WORK TO COMPLETE >>
- a) Summarize the passage on Disney's Folly in two sentences.
- b) Copy the passage on Disney's Folly word for word, starting at "But in 1934, Disney" and ending at "lose that farm.".

====== PAGE EXTRACT

But in 1934, Disney did something destined to change American entertainment forever, and catapult him to new heights: he produced a full-length animated film featuring both realistic human characters and fantastic cartoon characters. This doesn’t sound like much these days, but back then it was “Disney’s Folly” because it had never been done, and conventional wisdom said it couldn’t be done. Disney bet the farm that conventional wisdom was wrong, and his competitors bet that he’d lose that farm.

Of course, as we know, Disney was right, and Snow White and the Seven Dwarfs was wildly successful, playing to standing ovations and winning an Oscar (well, actually one large and seven small Oscars, in fact). More than a personal triumph, it ushered in the golden age of American animation, and set the stage for the staggering industry of animated features around the world. It also launched Walt Disney Studios in Burbank and bankrolled a skilled studio of master animators. Disney would go on to produce a whole cavalcade of classic animated films: Pinocchio, Fantasia, Dumbo, Bambi, The Adventures of Ichabod and Mr. Toad (which brought the Legend of Sleepy Hollow and the Wind in the Willows to many for the first time), Alice in Wonderland, Peter Pan, Cinderella, and many, many more. Many did not make much money, some were quite successful, but all have endured the test of time surprisingly well and stand as a tribute to Walt Disney’s vision that rich, complex stories could be told through animation.

============
====== INFORMATION PROVIDED

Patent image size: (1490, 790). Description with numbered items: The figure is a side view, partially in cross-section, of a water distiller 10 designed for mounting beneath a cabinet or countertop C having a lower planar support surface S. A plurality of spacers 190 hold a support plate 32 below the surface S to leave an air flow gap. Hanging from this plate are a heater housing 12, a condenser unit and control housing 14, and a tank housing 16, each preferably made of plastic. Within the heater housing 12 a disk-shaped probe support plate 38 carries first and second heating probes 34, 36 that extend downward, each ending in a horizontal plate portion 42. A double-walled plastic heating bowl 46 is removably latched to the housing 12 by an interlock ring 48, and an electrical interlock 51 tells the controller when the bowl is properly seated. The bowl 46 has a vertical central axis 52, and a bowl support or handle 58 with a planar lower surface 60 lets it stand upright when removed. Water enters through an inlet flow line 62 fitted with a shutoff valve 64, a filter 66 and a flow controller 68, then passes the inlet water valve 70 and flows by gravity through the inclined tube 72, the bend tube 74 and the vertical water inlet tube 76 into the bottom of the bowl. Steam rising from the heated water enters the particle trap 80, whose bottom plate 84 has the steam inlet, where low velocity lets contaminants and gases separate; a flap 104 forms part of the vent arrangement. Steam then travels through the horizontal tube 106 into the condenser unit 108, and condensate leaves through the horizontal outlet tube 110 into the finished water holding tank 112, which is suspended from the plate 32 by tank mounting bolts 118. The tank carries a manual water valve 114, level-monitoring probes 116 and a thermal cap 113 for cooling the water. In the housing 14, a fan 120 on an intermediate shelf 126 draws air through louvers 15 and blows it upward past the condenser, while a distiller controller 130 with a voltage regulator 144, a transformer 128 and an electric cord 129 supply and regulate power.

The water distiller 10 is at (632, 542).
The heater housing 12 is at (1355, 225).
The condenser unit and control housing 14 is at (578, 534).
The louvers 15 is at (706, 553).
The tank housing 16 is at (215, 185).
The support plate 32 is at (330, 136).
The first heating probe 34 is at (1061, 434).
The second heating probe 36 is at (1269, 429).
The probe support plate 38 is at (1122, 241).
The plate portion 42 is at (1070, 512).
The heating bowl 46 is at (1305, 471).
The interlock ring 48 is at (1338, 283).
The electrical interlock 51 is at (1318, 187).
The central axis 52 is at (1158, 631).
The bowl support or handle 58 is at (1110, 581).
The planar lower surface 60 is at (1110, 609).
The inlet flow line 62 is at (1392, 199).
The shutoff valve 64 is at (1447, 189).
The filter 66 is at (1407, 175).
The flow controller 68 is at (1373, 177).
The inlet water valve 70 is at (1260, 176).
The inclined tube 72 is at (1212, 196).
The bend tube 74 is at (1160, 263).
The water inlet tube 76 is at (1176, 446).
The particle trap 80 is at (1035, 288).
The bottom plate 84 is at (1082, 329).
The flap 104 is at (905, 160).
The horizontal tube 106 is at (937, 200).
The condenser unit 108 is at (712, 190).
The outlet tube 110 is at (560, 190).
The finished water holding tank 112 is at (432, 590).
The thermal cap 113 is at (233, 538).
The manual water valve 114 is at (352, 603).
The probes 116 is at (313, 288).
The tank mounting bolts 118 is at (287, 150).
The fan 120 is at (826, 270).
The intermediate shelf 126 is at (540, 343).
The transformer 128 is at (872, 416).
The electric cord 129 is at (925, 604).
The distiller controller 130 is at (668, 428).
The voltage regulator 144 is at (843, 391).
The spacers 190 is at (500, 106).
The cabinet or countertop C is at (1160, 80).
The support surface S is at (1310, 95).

============

ANSWERS FOR THE EXERCISE >>
- a) In 1934, Disney produced a full-length animated film with both realistic human characters and fantastic cartoon characters, a project called "Disney's Folly" because it had never been done and conventional wisdom said it couldn't be. Snow White and the Seven Dwarfs was wildly successful and won an Oscar, ushering in the golden age of American animation and leading Disney to make a long line of classic animated films.

- b)
But in 1934, Disney did something destined to change American entertainment forever, and catapult him to new heights: he produced a full-length animated film featuring both realistic human characters and fantastic cartoon characters. This doesn’t sound like much these days, but back then it was “Disney’s Folly” because it had never been done, and conventional wisdom said it couldn’t be done. Disney bet the farm that conventional wisdom was wrong, and his competitors bet that he’d lose that farm.